- **What you should do**:
Extract the records below word for word and ignore the images.

- **Extracted data**:
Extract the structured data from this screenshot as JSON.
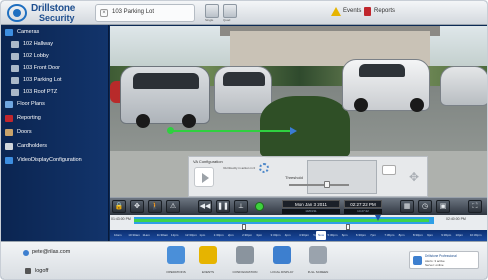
{
  "app": {
    "brand_name": "Drillstone",
    "brand_sub": "Security"
  },
  "topbar": {
    "camera_tab_label": "103 Parking Lot",
    "toolbar_buttons": [
      {
        "icon": "layout-icon",
        "label": "Single"
      },
      {
        "icon": "grid-icon",
        "label": "Quad"
      }
    ],
    "events_label": "Events",
    "reports_label": "Reports"
  },
  "sidebar": {
    "items": [
      {
        "label": "Cameras",
        "icon": "camera-icon",
        "level": 0
      },
      {
        "label": "102 Hallway",
        "icon": "camera-icon",
        "level": 1
      },
      {
        "label": "102 Lobby",
        "icon": "camera-icon",
        "level": 1
      },
      {
        "label": "103 Front Door",
        "icon": "camera-icon",
        "level": 1
      },
      {
        "label": "103 Parking Lot",
        "icon": "camera-icon",
        "level": 1
      },
      {
        "label": "103 Roof PTZ",
        "icon": "camera-icon",
        "level": 1
      },
      {
        "label": "Floor Plans",
        "icon": "floorplan-icon",
        "level": 0
      },
      {
        "label": "Reporting",
        "icon": "report-icon",
        "level": 0
      },
      {
        "label": "Doors",
        "icon": "door-icon",
        "level": 0
      },
      {
        "label": "Cardholders",
        "icon": "cardholder-icon",
        "level": 0
      },
      {
        "label": "VideoDisplayConfiguration",
        "icon": "display-icon",
        "level": 0
      }
    ]
  },
  "va_config": {
    "title": "VA Configuration",
    "description": "VA Directly in action in 0",
    "threshold_label": "Threshold"
  },
  "playback": {
    "date": "Mon Jan 3 2011",
    "time": "02:27:22 PM",
    "sub_date": "10/03/11",
    "sub_time": "14:27:22",
    "controls": [
      {
        "icon": "lock-icon",
        "glyph": "🔒"
      },
      {
        "icon": "pan-icon",
        "glyph": "✥"
      },
      {
        "icon": "walk-icon",
        "glyph": "🚶"
      },
      {
        "icon": "alert-icon",
        "glyph": "⚠"
      },
      {
        "icon": "rewind-icon",
        "glyph": "◀◀"
      },
      {
        "icon": "pause-icon",
        "glyph": "❚❚"
      },
      {
        "icon": "step-icon",
        "glyph": "⟂"
      },
      {
        "icon": "calendar-icon",
        "glyph": "▦"
      },
      {
        "icon": "clock-icon",
        "glyph": "◷"
      },
      {
        "icon": "save-icon",
        "glyph": "▣"
      },
      {
        "icon": "fullscreen-icon",
        "glyph": "⛶"
      }
    ]
  },
  "timeline": {
    "start_time": "01:43:00 PM",
    "end_time": "02:40:00 PM",
    "now_label": "Now",
    "ticks": [
      "10am",
      "10:30am",
      "11am",
      "11:30am",
      "12pm",
      "12:30pm",
      "1pm",
      "1:30pm",
      "2pm",
      "2:30pm",
      "3pm",
      "3:30pm",
      "4pm",
      "4:30pm",
      "5pm",
      "5:30pm",
      "6pm",
      "6:30pm",
      "7pm",
      "7:30pm",
      "8pm",
      "8:30pm",
      "9pm",
      "9:30pm",
      "10pm",
      "10:30pm"
    ]
  },
  "bottombar": {
    "user_label": "pete@rilas.com",
    "logoff_label": "logoff",
    "items": [
      {
        "label": "OPERATIONS",
        "icon": "operations-icon",
        "color": "#4a8fd9"
      },
      {
        "label": "EVENTS",
        "icon": "events-icon",
        "color": "#e6b400"
      },
      {
        "label": "CONFIGURATION",
        "icon": "configuration-icon",
        "color": "#8a949e"
      },
      {
        "label": "LOCAL DISPLAY",
        "icon": "local-display-icon",
        "color": "#3d7fcf"
      },
      {
        "label": "FULL SCREEN",
        "icon": "full-screen-icon",
        "color": "#9aa3ad"
      }
    ],
    "notice": {
      "title": "Drillstone Professional",
      "line1": "Alerts: 3 active",
      "line2": "Server: online"
    }
  },
  "colors": {
    "sidebar_bg": "#0b2551",
    "accent_blue": "#2e9fe6",
    "accent_green": "#3fd34a",
    "timeline_bg": "#0c2f70"
  }
}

- **Answer to the problem**:
Extract the structured data from this screenshot as JSON.
{
  "app": {
    "brand_name": "Drillstone",
    "brand_sub": "Security"
  },
  "topbar": {
    "camera_tab_label": "103 Parking Lot",
    "toolbar_buttons": [
      {
        "icon": "layout-icon",
        "label": "Single"
      },
      {
        "icon": "grid-icon",
        "label": "Quad"
      }
    ],
    "events_label": "Events",
    "reports_label": "Reports"
  },
  "sidebar": {
    "items": [
      {
        "label": "Cameras",
        "icon": "camera-icon",
        "level": 0
      },
      {
        "label": "102 Hallway",
        "icon": "camera-icon",
        "level": 1
      },
      {
        "label": "102 Lobby",
        "icon": "camera-icon",
        "level": 1
      },
      {
        "label": "103 Front Door",
        "icon": "camera-icon",
        "level": 1
      },
      {
        "label": "103 Parking Lot",
        "icon": "camera-icon",
        "level": 1
      },
      {
        "label": "103 Roof PTZ",
        "icon": "camera-icon",
        "level": 1
      },
      {
        "label": "Floor Plans",
        "icon": "floorplan-icon",
        "level": 0
      },
      {
        "label": "Reporting",
        "icon": "report-icon",
        "level": 0
      },
      {
        "label": "Doors",
        "icon": "door-icon",
        "level": 0
      },
      {
        "label": "Cardholders",
        "icon": "cardholder-icon",
        "level": 0
      },
      {
        "label": "VideoDisplayConfiguration",
        "icon": "display-icon",
        "level": 0
      }
    ]
  },
  "va_config": {
    "title": "VA Configuration",
    "description": "VA Directly in action in 0",
    "threshold_label": "Threshold"
  },
  "playback": {
    "date": "Mon Jan 3 2011",
    "time": "02:27:22 PM",
    "sub_date": "10/03/11",
    "sub_time": "14:27:22",
    "controls": [
      {
        "icon": "lock-icon",
        "glyph": "🔒"
      },
      {
        "icon": "pan-icon",
        "glyph": "✥"
      },
      {
        "icon": "walk-icon",
        "glyph": "🚶"
      },
      {
        "icon": "alert-icon",
        "glyph": "⚠"
      },
      {
        "icon": "rewind-icon",
        "glyph": "◀◀"
      },
      {
        "icon": "pause-icon",
        "glyph": "❚❚"
      },
      {
        "icon": "step-icon",
        "glyph": "⟂"
      },
      {
        "icon": "calendar-icon",
        "glyph": "▦"
      },
      {
        "icon": "clock-icon",
        "glyph": "◷"
      },
      {
        "icon": "save-icon",
        "glyph": "▣"
      },
      {
        "icon": "fullscreen-icon",
        "glyph": "⛶"
      }
    ]
  },
  "timeline": {
    "start_time": "01:43:00 PM",
    "end_time": "02:40:00 PM",
    "now_label": "Now",
    "ticks": [
      "10am",
      "10:30am",
      "11am",
      "11:30am",
      "12pm",
      "12:30pm",
      "1pm",
      "1:30pm",
      "2pm",
      "2:30pm",
      "3pm",
      "3:30pm",
      "4pm",
      "4:30pm",
      "5pm",
      "5:30pm",
      "6pm",
      "6:30pm",
      "7pm",
      "7:30pm",
      "8pm",
      "8:30pm",
      "9pm",
      "9:30pm",
      "10pm",
      "10:30pm"
    ]
  },
  "bottombar": {
    "user_label": "pete@rilas.com",
    "logoff_label": "logoff",
    "items": [
      {
        "label": "OPERATIONS",
        "icon": "operations-icon",
        "color": "#4a8fd9"
      },
      {
        "label": "EVENTS",
        "icon": "events-icon",
        "color": "#e6b400"
      },
      {
        "label": "CONFIGURATION",
        "icon": "configuration-icon",
        "color": "#8a949e"
      },
      {
        "label": "LOCAL DISPLAY",
        "icon": "local-display-icon",
        "color": "#3d7fcf"
      },
      {
        "label": "FULL SCREEN",
        "icon": "full-screen-icon",
        "color": "#9aa3ad"
      }
    ],
    "notice": {
      "title": "Drillstone Professional",
      "line1": "Alerts: 3 active",
      "line2": "Server: online"
    }
  },
  "colors": {
    "sidebar_bg": "#0b2551",
    "accent_blue": "#2e9fe6",
    "accent_green": "#3fd34a",
    "timeline_bg": "#0c2f70"
  }
}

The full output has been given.